(The request): Copy every line of the material below word for word.

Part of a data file
========================================

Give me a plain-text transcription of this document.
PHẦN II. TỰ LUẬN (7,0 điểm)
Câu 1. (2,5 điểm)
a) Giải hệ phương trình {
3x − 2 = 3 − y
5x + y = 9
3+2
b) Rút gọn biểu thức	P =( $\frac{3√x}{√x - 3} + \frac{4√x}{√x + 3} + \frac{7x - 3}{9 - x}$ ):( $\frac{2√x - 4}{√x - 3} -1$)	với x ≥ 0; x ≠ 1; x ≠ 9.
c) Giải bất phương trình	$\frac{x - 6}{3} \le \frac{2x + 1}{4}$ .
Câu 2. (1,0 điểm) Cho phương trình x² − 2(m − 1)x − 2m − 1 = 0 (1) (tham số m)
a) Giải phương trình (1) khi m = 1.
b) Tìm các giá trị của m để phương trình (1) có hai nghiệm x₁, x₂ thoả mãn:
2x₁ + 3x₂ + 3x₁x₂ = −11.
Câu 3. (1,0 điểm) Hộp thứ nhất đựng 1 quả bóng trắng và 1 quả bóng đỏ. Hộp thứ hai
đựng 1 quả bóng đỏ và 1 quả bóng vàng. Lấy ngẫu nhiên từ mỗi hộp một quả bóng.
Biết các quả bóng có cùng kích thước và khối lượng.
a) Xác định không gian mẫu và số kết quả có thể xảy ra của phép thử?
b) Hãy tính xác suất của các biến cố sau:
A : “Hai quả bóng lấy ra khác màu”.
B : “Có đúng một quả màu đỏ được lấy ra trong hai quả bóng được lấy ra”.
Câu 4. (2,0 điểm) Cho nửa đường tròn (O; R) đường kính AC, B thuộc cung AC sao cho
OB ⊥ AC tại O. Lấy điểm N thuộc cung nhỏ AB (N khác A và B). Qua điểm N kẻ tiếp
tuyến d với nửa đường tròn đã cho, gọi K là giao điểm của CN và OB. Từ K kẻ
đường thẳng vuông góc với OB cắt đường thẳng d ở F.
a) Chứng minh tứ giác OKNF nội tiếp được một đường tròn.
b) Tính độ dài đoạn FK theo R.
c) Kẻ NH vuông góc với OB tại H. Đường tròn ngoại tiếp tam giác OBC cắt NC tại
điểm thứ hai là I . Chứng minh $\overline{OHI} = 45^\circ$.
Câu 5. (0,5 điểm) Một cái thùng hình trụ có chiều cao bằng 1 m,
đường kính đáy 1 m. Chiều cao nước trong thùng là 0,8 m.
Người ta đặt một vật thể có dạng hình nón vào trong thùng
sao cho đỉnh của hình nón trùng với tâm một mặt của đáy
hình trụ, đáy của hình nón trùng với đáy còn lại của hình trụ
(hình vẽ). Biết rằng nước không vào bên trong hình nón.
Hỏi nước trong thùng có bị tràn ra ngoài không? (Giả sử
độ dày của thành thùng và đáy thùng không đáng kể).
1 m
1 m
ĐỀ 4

========================================

(Response):
Give me a plain-text transcription of this document.
PHẦN II. TỰ LUẬN (7,0 điểm)
Câu 1. (2,5 điểm)
a) Giải hệ phương trình {
3x − 2 = 3 − y
5x + y = 9
3+2
b) Rút gọn biểu thức	P =( $\frac{3√x}{√x - 3} + \frac{4√x}{√x + 3} + \frac{7x - 3}{9 - x}$ ):( $\frac{2√x - 4}{√x - 3} -1$)	với x ≥ 0; x ≠ 1; x ≠ 9.
c) Giải bất phương trình	$\frac{x - 6}{3} \le \frac{2x + 1}{4}$ .
Câu 2. (1,0 điểm) Cho phương trình x² − 2(m − 1)x − 2m − 1 = 0 (1) (tham số m)
a) Giải phương trình (1) khi m = 1.
b) Tìm các giá trị của m để phương trình (1) có hai nghiệm x₁, x₂ thoả mãn:
2x₁ + 3x₂ + 3x₁x₂ = −11.
Câu 3. (1,0 điểm) Hộp thứ nhất đựng 1 quả bóng trắng và 1 quả bóng đỏ. Hộp thứ hai
đựng 1 quả bóng đỏ và 1 quả bóng vàng. Lấy ngẫu nhiên từ mỗi hộp một quả bóng.
Biết các quả bóng có cùng kích thước và khối lượng.
a) Xác định không gian mẫu và số kết quả có thể xảy ra của phép thử?
b) Hãy tính xác suất của các biến cố sau:
A : “Hai quả bóng lấy ra khác màu”.
B : “Có đúng một quả màu đỏ được lấy ra trong hai quả bóng được lấy ra”.
Câu 4. (2,0 điểm) Cho nửa đường tròn (O; R) đường kính AC, B thuộc cung AC sao cho
OB ⊥ AC tại O. Lấy điểm N thuộc cung nhỏ AB (N khác A và B). Qua điểm N kẻ tiếp
tuyến d với nửa đường tròn đã cho, gọi K là giao điểm của CN và OB. Từ K kẻ
đường thẳng vuông góc với OB cắt đường thẳng d ở F.
a) Chứng minh tứ giác OKNF nội tiếp được một đường tròn.
b) Tính độ dài đoạn FK theo R.
c) Kẻ NH vuông góc với OB tại H. Đường tròn ngoại tiếp tam giác OBC cắt NC tại
điểm thứ hai là I . Chứng minh $\overline{OHI} = 45^\circ$.
Câu 5. (0,5 điểm) Một cái thùng hình trụ có chiều cao bằng 1 m,
đường kính đáy 1 m. Chiều cao nước trong thùng là 0,8 m.
Người ta đặt một vật thể có dạng hình nón vào trong thùng
sao cho đỉnh của hình nón trùng với tâm một mặt của đáy
hình trụ, đáy của hình nón trùng với đáy còn lại của hình trụ
(hình vẽ). Biết rằng nước không vào bên trong hình nón.
Hỏi nước trong thùng có bị tràn ra ngoài không? (Giả sử
độ dày của thành thùng và đáy thùng không đáng kể).
1 m
1 m
ĐỀ 4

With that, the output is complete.